→ THE EXERCISE
Copy every line in the records below that contains the word "σχολικές".
[Start]
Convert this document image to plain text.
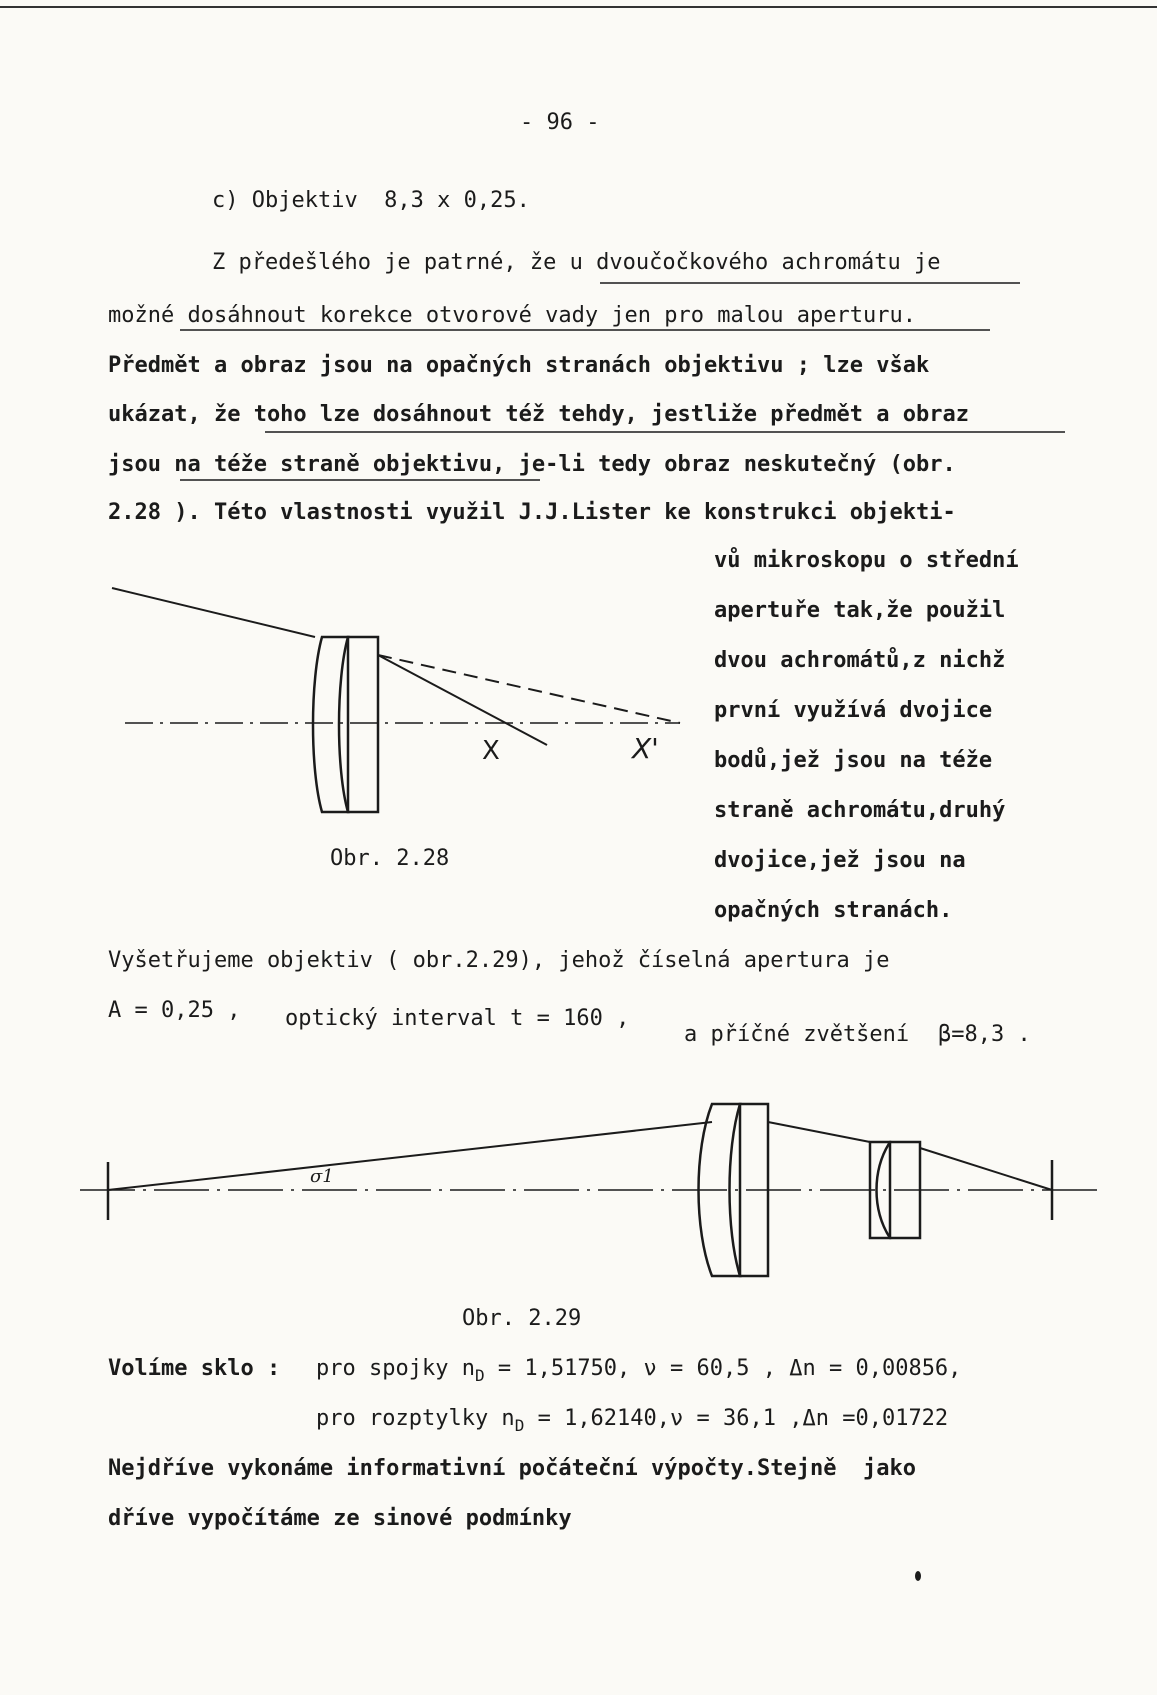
- 96 -
c) Objektiv  8,3 x 0,25.
Z předešlého je patrné, že u dvoučočkového achromátu je
možné dosáhnout korekce otvorové vady jen pro malou aperturu.
Předmět a obraz jsou na opačných stranách objektivu ; lze však
ukázat, že toho lze dosáhnout též tehdy, jestliže předmět a obraz
jsou na téže straně objektivu, je-li tedy obraz neskutečný (obr.
2.28 ). Této vlastnosti využil J.J.Lister ke konstrukci objekti-
vů mikroskopu o střední
apertuře tak,že použil
dvou achromátů,z nichž
první využívá dvojice
bodů,jež jsou na téže
straně achromátu,druhý
dvojice,jež jsou na
opačných stranách.
X	X'
Obr. 2.28
Vyšetřujeme objektiv ( obr.2.29), jehož číselná apertura je
A = 0,25 , optický interval t = 160 ,
a příčné zvětšení β=8,3 .
σ1
Obr. 2.29
Volíme sklo : pro spojky $n_D = 1,51750$, ν = 60,5 , Δn = 0,00856,
pro rozptylky $n_D = 1,62140,\nu = 36,1$ ,Δn =0,01722
Nejdříve vykonáme informativní počáteční výpočty.Stejně  jako
dříve vypočítáme ze sinové podmínky
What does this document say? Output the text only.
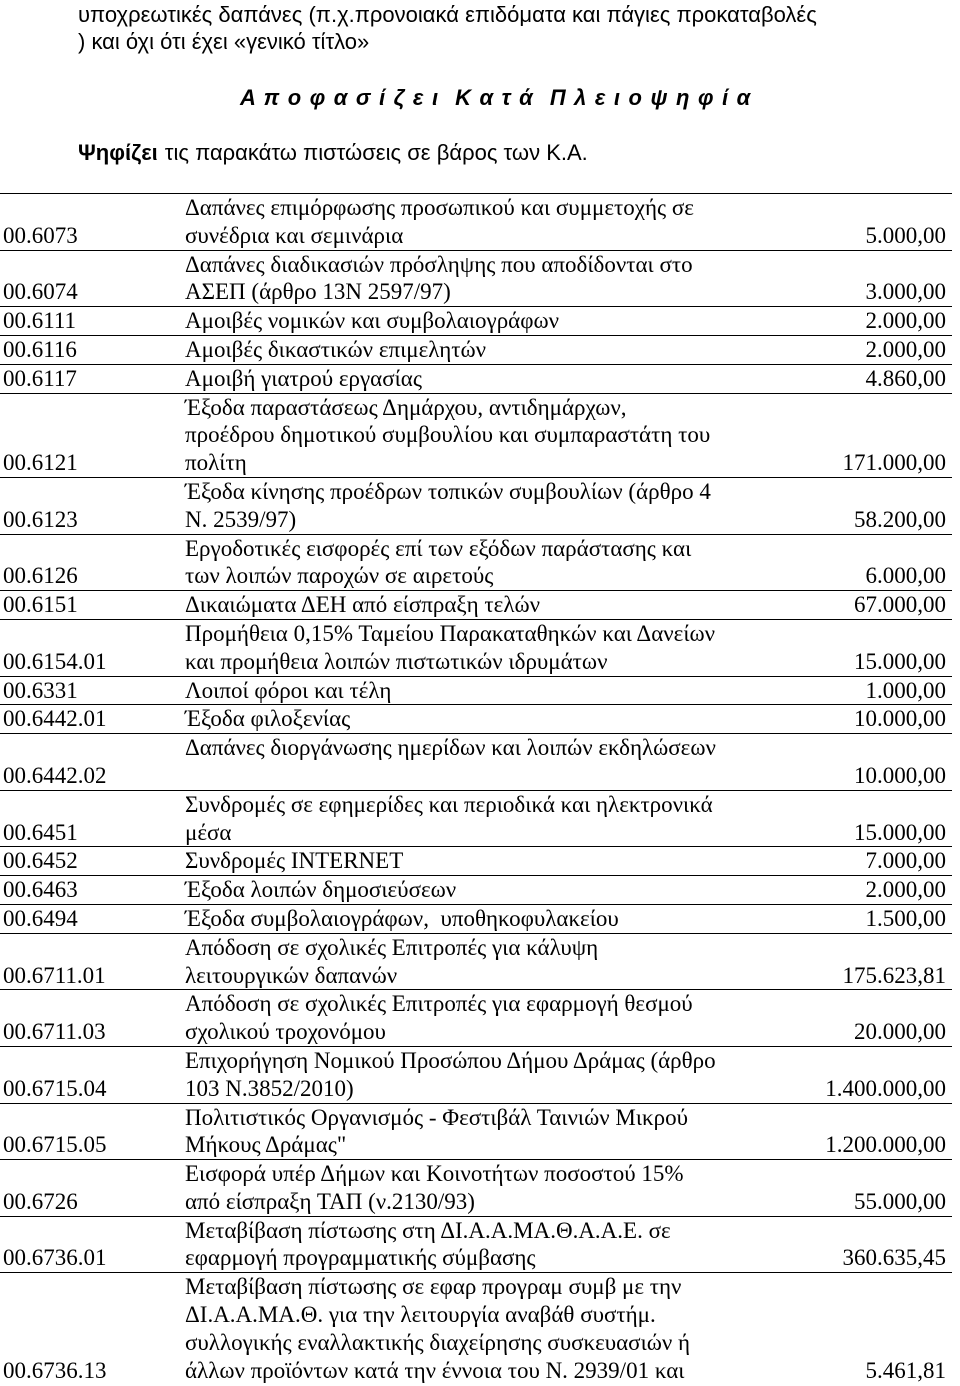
υποχρεωτικές δαπάνες (π.χ.προνοιακά επιδόματα και πάγιες προκαταβολές
) και όχι ότι έχει «γενικό τίτλο»
Α π ο φ α σ ί ζ ε ι  Κ α τ ά  Π λ ε ι ο ψ η φ ί α
Ψηφίζει τις παρακάτω πιστώσεις σε βάρος των Κ.Α.
00.6073	Δαπάνες επιμόρφωσης προσωπικού και συμμετοχής σε
συνέδρια και σεμινάρια	5.000,00
00.6074	Δαπάνες διαδικασιών πρόσληψης που αποδίδονται στο
ΑΣΕΠ (άρθρο 13Ν 2597/97)	3.000,00
00.6111	Αμοιβές νομικών και συμβολαιογράφων	2.000,00
00.6116	Αμοιβές δικαστικών επιμελητών	2.000,00
00.6117	Αμοιβή γιατρού εργασίας	4.860,00
00.6121	Έξοδα παραστάσεως Δημάρχου, αντιδημάρχων,
προέδρου δημοτικού συμβουλίου και συμπαραστάτη του
πολίτη	171.000,00
00.6123	Έξοδα κίνησης προέδρων τοπικών συμβουλίων (άρθρο 4
Ν. 2539/97)	58.200,00
00.6126	Εργοδοτικές εισφορές επί των εξόδων παράστασης και
των λοιπών παροχών σε αιρετούς	6.000,00
00.6151	Δικαιώματα ΔΕΗ από είσπραξη τελών	67.000,00
00.6154.01	Προμήθεια 0,15% Ταμείου Παρακαταθηκών και Δανείων
και προμήθεια λοιπών πιστωτικών ιδρυμάτων	15.000,00
00.6331	Λοιποί φόροι και τέλη	1.000,00
00.6442.01	Έξοδα φιλοξενίας	10.000,00
00.6442.02	Δαπάνες διοργάνωσης ημερίδων και λοιπών εκδηλώσεων	10.000,00
00.6451	Συνδρομές σε εφημερίδες και περιοδικά και ηλεκτρονικά
μέσα	15.000,00
00.6452	Συνδρομές INTERNET	7.000,00
00.6463	Έξοδα λοιπών δημοσιεύσεων	2.000,00
00.6494	Έξοδα συμβολαιογράφων,  υποθηκοφυλακείου	1.500,00
00.6711.01	Απόδοση σε σχολικές Επιτροπές για κάλυψη
λειτουργικών δαπανών	175.623,81
00.6711.03	Απόδοση σε σχολικές Επιτροπές για εφαρμογή θεσμού
σχολικού τροχονόμου	20.000,00
00.6715.04	Επιχορήγηση Νομικού Προσώπου Δήμου Δράμας (άρθρο
103 Ν.3852/2010)	1.400.000,00
00.6715.05	Πολιτιστικός Οργανισμός - Φεστιβάλ Ταινιών Μικρού
Μήκους Δράμας"	1.200.000,00
00.6726	Εισφορά υπέρ Δήμων και Κοινοτήτων ποσοστού 15%
από είσπραξη ΤΑΠ (ν.2130/93)	55.000,00
00.6736.01	Μεταβίβαση πίστωσης στη ΔΙ.Α.Α.ΜΑ.Θ.Α.Α.Ε. σε
εφαρμογή προγραμματικής σύμβασης	360.635,45
00.6736.13	Μεταβίβαση πίστωσης σε εφαρ προγραμ συμβ με την
ΔΙ.Α.Α.ΜΑ.Θ. για την λειτουργία αναβάθ συστήμ.
συλλογικής εναλλακτικής διαχείρησης συσκευασιών ή
άλλων προϊόντων κατά την έννοια του Ν. 2939/01 και	5.461,81
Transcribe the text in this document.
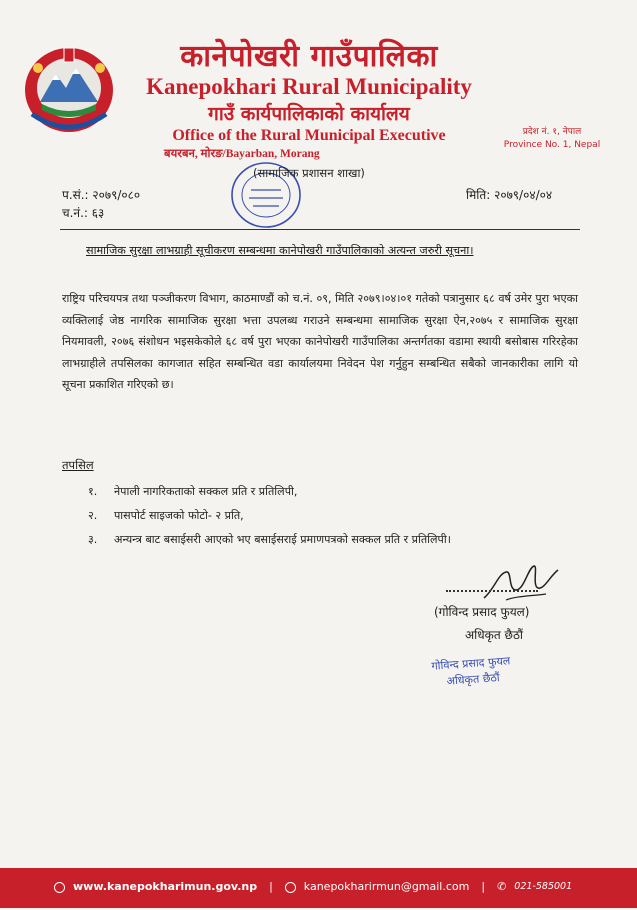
कानेपोखरी गाउँपालिका
Kanepokhari Rural Municipality
गाउँ कार्यपालिकाको कार्यालय
Office of the Rural Municipal Executive
बयरबन, मोरङ/Bayarban, Morang
प्रदेश नं. १, नेपाल
Province No. 1, Nepal
(सामाजिक प्रशासन शाखा)
प.सं.: २०७९/०८०
च.नं.: ६३
मिति: २०७९/०४/०४
सामाजिक सुरक्षा लाभग्राही सूचीकरण सम्बन्धमा कानेपोखरी गाउँपालिकाको अत्यन्त जरुरी सूचना।
राष्ट्रिय परिचयपत्र तथा पञ्जीकरण विभाग, काठमाण्डौं को च.नं. ०९, मिति २०७९।०४।०१ गतेको पत्रानुसार ६८ वर्ष उमेर पुरा भएका व्यक्तिलाई जेष्ठ नागरिक सामाजिक सुरक्षा भत्ता उपलब्ध गराउने सम्बन्धमा सामाजिक सुरक्षा ऐन,२०७५ र सामाजिक सुरक्षा नियमावली, २०७६ संशोधन भइसकेकोले ६८ वर्ष पुरा भएका कानेपोखरी गाउँपालिका अन्तर्गतका वडामा स्थायी बसोबास गरिरहेका लाभग्राहीले तपसिलका कागजात सहित सम्बन्धित वडा कार्यालयमा निवेदन पेश गर्नुहुन सम्बन्धित सबैको जानकारीका लागि यो सूचना प्रकाशित गरिएको छ।
तपसिल
१.	नेपाली नागरिकताको सक्कल प्रति र प्रतिलिपी,
२.	पासपोर्ट साइजको फोटो- २ प्रति,
३.	अन्यन्त्र बाट बसाईसरी आएको भए बसाईसराई प्रमाणपत्रको सक्कल प्रति र प्रतिलिपी।
(गोविन्द प्रसाद फुयल)
अधिकृत छैठौं
गोविन्द प्रसाद फुयल
अधिकृत छैठौं
www.kanepokharimun.gov.np |	kanepokharirmun@gmail.com | ✆ 021-585001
[End]
→ WORKED SOLUTION
00.6711.01	Απόδοση σε σχολικές Επιτροπές για κάλυψη
00.6711.03	Απόδοση σε σχολικές Επιτροπές για εφαρμογή θεσμού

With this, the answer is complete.